══ Data ══
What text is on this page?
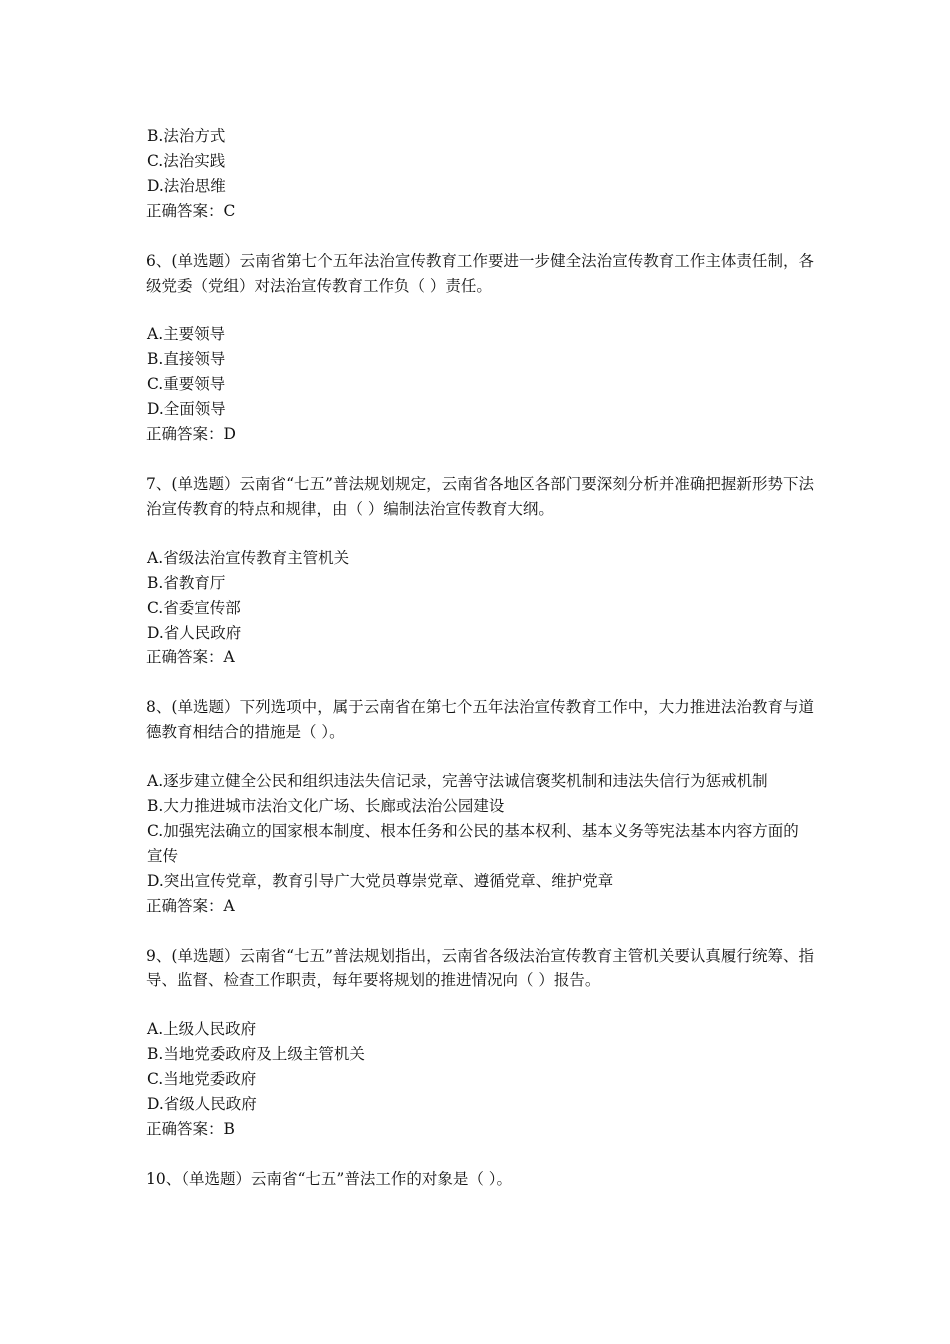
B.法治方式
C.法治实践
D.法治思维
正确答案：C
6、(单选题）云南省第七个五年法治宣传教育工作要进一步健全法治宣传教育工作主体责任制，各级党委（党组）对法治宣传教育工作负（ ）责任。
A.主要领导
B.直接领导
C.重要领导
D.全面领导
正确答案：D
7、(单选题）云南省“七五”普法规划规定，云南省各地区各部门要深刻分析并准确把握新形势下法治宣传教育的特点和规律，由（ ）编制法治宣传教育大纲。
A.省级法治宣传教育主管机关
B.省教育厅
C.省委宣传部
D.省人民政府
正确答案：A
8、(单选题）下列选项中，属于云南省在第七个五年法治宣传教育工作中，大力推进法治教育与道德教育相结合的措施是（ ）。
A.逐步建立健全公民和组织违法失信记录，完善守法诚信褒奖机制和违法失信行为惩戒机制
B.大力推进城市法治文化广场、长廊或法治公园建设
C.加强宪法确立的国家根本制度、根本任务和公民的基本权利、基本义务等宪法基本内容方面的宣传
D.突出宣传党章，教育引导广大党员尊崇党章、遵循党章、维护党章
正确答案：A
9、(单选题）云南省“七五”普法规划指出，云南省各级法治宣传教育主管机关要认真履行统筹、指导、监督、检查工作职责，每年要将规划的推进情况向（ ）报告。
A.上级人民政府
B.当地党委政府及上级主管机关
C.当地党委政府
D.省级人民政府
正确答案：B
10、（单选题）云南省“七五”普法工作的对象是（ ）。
═══
Transcribe all of the material exactly, leaving out whatever pictures it contains.

Task answer:
What text is on this page?
B.法治方式
C.法治实践
D.法治思维
正确答案：C
6、(单选题）云南省第七个五年法治宣传教育工作要进一步健全法治宣传教育工作主体责任制，各级党委（党组）对法治宣传教育工作负（ ）责任。
A.主要领导
B.直接领导
C.重要领导
D.全面领导
正确答案：D
7、(单选题）云南省“七五”普法规划规定，云南省各地区各部门要深刻分析并准确把握新形势下法治宣传教育的特点和规律，由（ ）编制法治宣传教育大纲。
A.省级法治宣传教育主管机关
B.省教育厅
C.省委宣传部
D.省人民政府
正确答案：A
8、(单选题）下列选项中，属于云南省在第七个五年法治宣传教育工作中，大力推进法治教育与道德教育相结合的措施是（ ）。
A.逐步建立健全公民和组织违法失信记录，完善守法诚信褒奖机制和违法失信行为惩戒机制
B.大力推进城市法治文化广场、长廊或法治公园建设
C.加强宪法确立的国家根本制度、根本任务和公民的基本权利、基本义务等宪法基本内容方面的宣传
D.突出宣传党章，教育引导广大党员尊崇党章、遵循党章、维护党章
正确答案：A
9、(单选题）云南省“七五”普法规划指出，云南省各级法治宣传教育主管机关要认真履行统筹、指导、监督、检查工作职责，每年要将规划的推进情况向（ ）报告。
A.上级人民政府
B.当地党委政府及上级主管机关
C.当地党委政府
D.省级人民政府
正确答案：B
10、（单选题）云南省“七五”普法工作的对象是（ ）。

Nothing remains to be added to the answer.